** BEGIN Extracted records **
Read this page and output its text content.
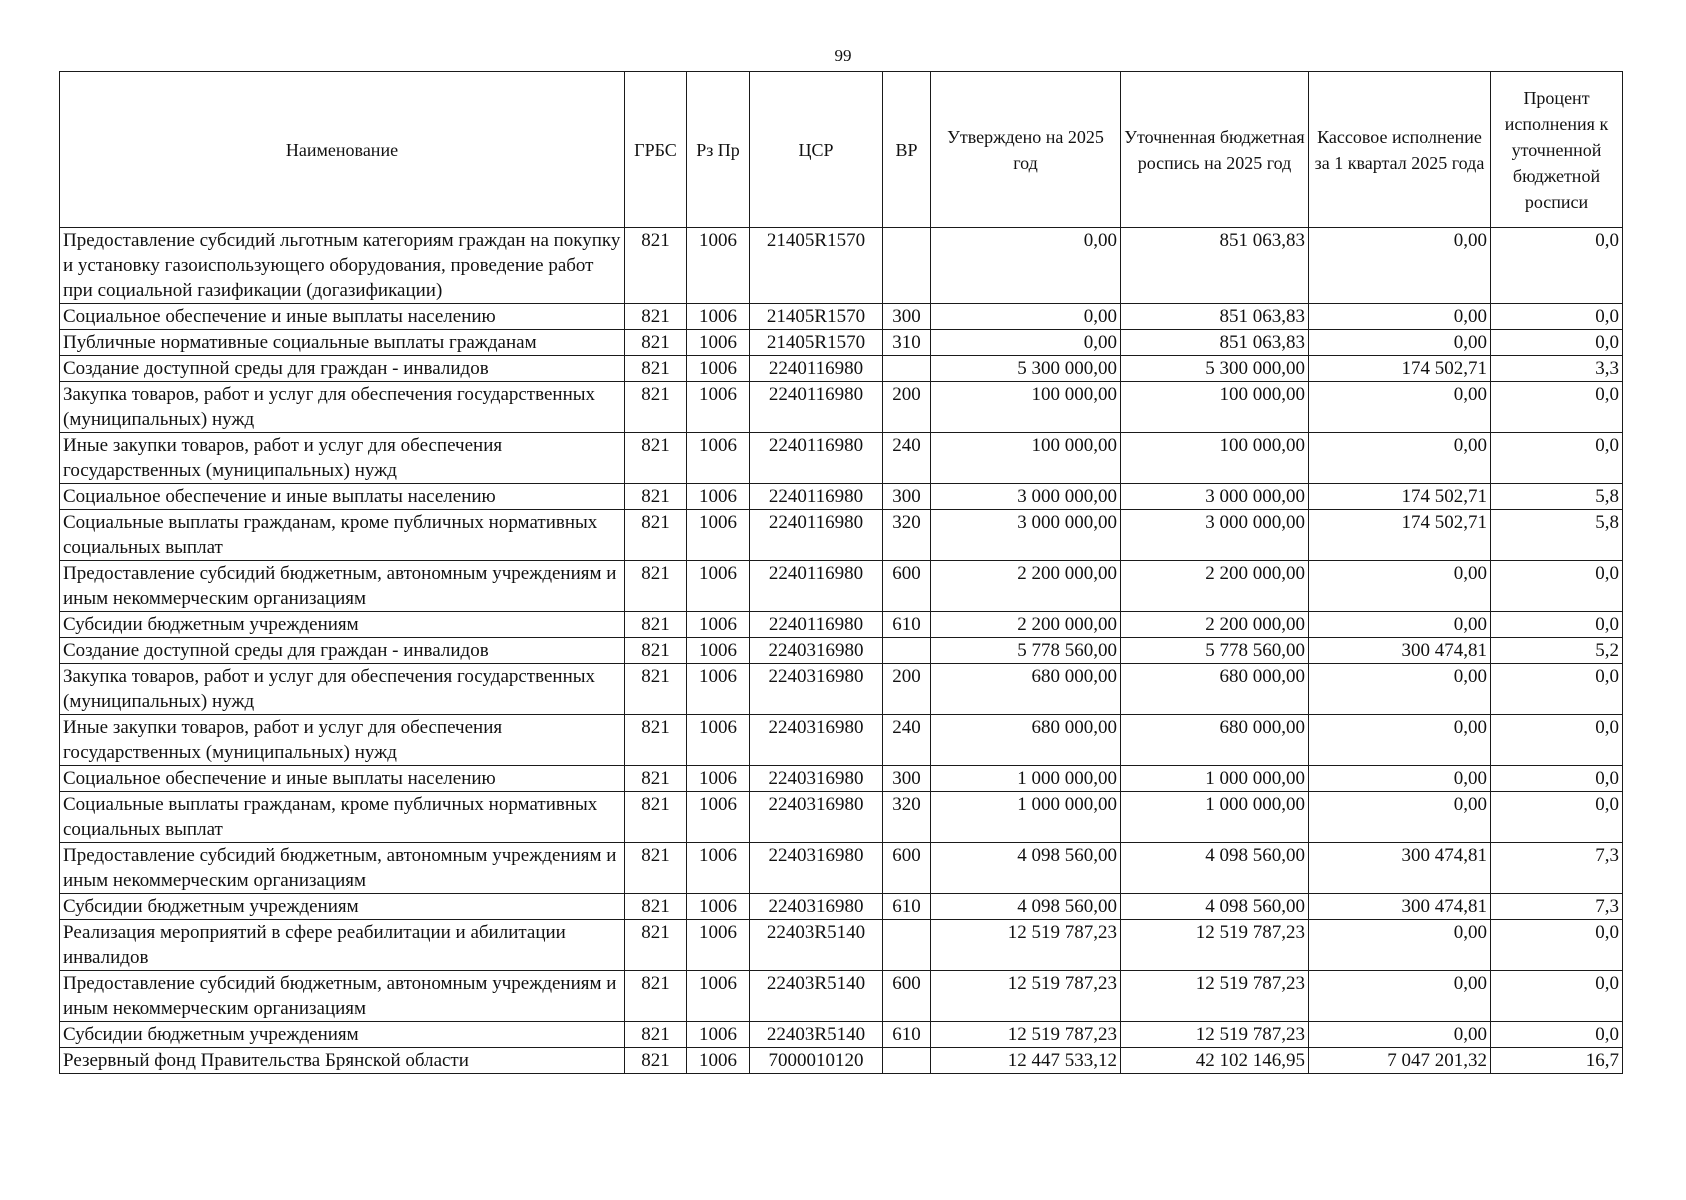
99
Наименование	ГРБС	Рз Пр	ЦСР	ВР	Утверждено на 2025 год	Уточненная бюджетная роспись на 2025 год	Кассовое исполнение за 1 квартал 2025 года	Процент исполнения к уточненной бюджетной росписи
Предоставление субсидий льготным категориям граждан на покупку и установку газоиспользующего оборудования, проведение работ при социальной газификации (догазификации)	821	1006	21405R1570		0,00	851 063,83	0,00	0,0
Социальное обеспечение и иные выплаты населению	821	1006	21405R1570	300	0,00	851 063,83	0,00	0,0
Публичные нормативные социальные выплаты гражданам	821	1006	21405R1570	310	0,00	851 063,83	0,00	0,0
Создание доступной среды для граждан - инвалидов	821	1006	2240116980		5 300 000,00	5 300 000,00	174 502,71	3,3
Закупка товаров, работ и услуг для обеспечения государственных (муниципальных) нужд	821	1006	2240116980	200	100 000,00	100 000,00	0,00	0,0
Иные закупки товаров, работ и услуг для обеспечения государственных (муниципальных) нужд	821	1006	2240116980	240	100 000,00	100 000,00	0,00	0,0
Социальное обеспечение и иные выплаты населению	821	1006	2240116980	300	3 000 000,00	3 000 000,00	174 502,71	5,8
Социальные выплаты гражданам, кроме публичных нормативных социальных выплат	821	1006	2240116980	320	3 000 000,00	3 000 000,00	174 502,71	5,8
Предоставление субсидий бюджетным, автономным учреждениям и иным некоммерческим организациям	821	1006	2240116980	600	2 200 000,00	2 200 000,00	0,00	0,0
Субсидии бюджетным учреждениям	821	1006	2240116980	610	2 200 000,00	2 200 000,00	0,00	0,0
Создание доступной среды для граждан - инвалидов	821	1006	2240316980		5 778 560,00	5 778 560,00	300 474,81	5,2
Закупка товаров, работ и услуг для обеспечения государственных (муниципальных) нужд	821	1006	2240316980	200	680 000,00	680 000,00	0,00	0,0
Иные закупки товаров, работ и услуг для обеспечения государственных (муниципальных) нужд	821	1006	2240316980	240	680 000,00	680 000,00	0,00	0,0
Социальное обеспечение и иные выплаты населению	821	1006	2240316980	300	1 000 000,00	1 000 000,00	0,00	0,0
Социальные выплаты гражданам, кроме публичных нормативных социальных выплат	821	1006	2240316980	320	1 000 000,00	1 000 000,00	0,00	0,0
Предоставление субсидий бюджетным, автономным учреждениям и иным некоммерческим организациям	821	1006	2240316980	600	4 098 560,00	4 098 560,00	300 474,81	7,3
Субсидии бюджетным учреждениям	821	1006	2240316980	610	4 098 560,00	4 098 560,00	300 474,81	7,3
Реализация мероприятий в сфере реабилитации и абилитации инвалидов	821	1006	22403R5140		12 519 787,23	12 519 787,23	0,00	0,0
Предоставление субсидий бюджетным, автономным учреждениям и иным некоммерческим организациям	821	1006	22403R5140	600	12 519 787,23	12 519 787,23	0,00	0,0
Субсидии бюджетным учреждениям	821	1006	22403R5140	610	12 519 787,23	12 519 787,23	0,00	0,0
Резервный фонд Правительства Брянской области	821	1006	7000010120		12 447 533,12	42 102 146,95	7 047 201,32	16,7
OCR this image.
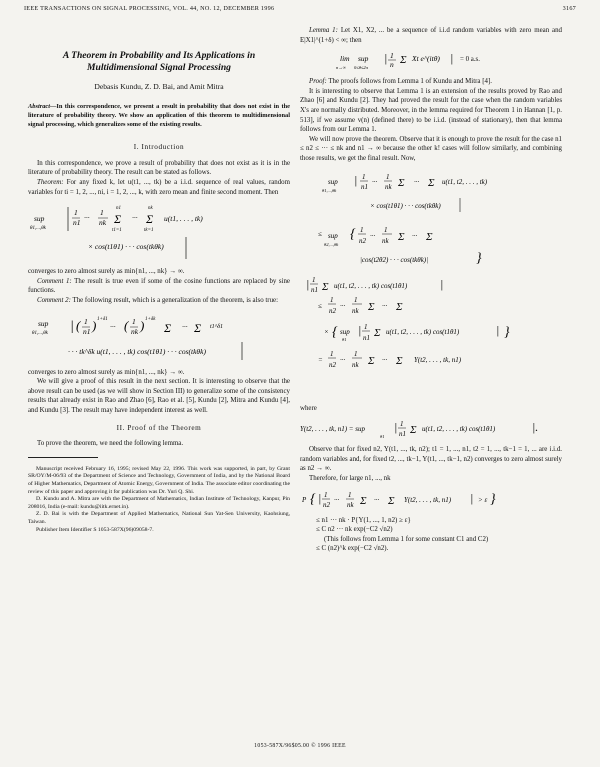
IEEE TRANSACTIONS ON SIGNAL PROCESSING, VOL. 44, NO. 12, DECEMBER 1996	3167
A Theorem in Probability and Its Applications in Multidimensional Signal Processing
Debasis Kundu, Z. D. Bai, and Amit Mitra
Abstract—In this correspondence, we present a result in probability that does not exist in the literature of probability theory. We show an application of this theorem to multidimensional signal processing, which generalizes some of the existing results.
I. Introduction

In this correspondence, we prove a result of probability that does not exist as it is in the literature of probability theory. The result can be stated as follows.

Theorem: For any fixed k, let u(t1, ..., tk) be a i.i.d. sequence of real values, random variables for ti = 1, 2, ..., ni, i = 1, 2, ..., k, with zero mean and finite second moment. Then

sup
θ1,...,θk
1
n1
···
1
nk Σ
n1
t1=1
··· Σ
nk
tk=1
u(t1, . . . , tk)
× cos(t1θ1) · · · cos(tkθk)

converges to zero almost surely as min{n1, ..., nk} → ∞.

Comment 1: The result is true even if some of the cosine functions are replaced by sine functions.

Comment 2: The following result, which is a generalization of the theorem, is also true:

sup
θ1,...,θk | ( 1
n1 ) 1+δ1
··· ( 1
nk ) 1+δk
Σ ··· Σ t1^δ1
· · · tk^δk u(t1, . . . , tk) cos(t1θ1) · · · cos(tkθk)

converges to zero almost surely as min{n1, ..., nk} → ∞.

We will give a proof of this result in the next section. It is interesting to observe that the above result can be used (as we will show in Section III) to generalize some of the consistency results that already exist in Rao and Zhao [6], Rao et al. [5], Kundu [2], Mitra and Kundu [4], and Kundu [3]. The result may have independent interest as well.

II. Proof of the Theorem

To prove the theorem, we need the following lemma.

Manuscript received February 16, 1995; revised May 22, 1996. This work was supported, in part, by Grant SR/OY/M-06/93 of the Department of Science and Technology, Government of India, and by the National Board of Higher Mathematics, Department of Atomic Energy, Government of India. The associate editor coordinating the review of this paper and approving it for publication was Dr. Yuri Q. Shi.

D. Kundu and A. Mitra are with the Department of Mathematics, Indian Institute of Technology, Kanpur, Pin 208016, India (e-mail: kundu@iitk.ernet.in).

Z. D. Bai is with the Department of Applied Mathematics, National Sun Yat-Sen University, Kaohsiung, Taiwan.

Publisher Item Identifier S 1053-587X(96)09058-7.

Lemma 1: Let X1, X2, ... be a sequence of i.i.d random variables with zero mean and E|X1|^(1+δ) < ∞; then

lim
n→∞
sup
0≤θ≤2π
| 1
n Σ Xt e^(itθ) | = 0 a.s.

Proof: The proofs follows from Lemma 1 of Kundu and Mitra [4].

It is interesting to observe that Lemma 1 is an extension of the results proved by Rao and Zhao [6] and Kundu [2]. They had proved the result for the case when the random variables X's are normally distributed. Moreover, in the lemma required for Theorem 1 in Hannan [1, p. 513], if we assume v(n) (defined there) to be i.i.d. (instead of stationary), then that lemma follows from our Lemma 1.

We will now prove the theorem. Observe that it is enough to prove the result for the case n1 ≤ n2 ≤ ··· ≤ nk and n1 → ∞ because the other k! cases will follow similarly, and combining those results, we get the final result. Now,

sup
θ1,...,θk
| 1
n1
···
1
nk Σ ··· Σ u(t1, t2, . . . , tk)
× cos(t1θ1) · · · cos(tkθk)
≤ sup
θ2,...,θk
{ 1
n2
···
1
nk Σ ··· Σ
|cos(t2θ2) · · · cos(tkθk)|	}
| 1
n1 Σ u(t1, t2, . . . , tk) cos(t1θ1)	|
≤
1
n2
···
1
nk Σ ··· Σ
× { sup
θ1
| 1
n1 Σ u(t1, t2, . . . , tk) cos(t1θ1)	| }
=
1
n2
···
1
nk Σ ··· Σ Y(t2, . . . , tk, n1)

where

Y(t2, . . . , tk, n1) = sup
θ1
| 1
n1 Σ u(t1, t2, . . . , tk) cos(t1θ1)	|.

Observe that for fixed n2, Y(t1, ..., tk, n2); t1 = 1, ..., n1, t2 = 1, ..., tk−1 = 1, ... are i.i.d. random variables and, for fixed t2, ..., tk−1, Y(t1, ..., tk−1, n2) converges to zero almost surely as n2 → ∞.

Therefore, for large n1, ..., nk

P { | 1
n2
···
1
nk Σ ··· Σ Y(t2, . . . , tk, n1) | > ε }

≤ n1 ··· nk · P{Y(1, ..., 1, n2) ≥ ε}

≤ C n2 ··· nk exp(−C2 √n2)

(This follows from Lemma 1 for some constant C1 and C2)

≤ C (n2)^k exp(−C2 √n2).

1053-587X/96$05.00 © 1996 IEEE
** END Extracted records **
• _Written problem_
List every line from the entries above in which "India" appears.

• _Result_
Manuscript received February 16, 1995; revised May 22, 1996. This work was supported, in part, by Grant SR/OY/M-06/93 of the Department of Science and Technology, Government of India, and by the National Board of Higher Mathematics, Department of Atomic Energy, Government of India. The associate editor coordinating the review of this paper and approving it for publication was Dr. Yuri Q. Shi.
D. Kundu and A. Mitra are with the Department of Mathematics, Indian Institute of Technology, Kanpur, Pin 208016, India (e-mail: kundu@iitk.ernet.in).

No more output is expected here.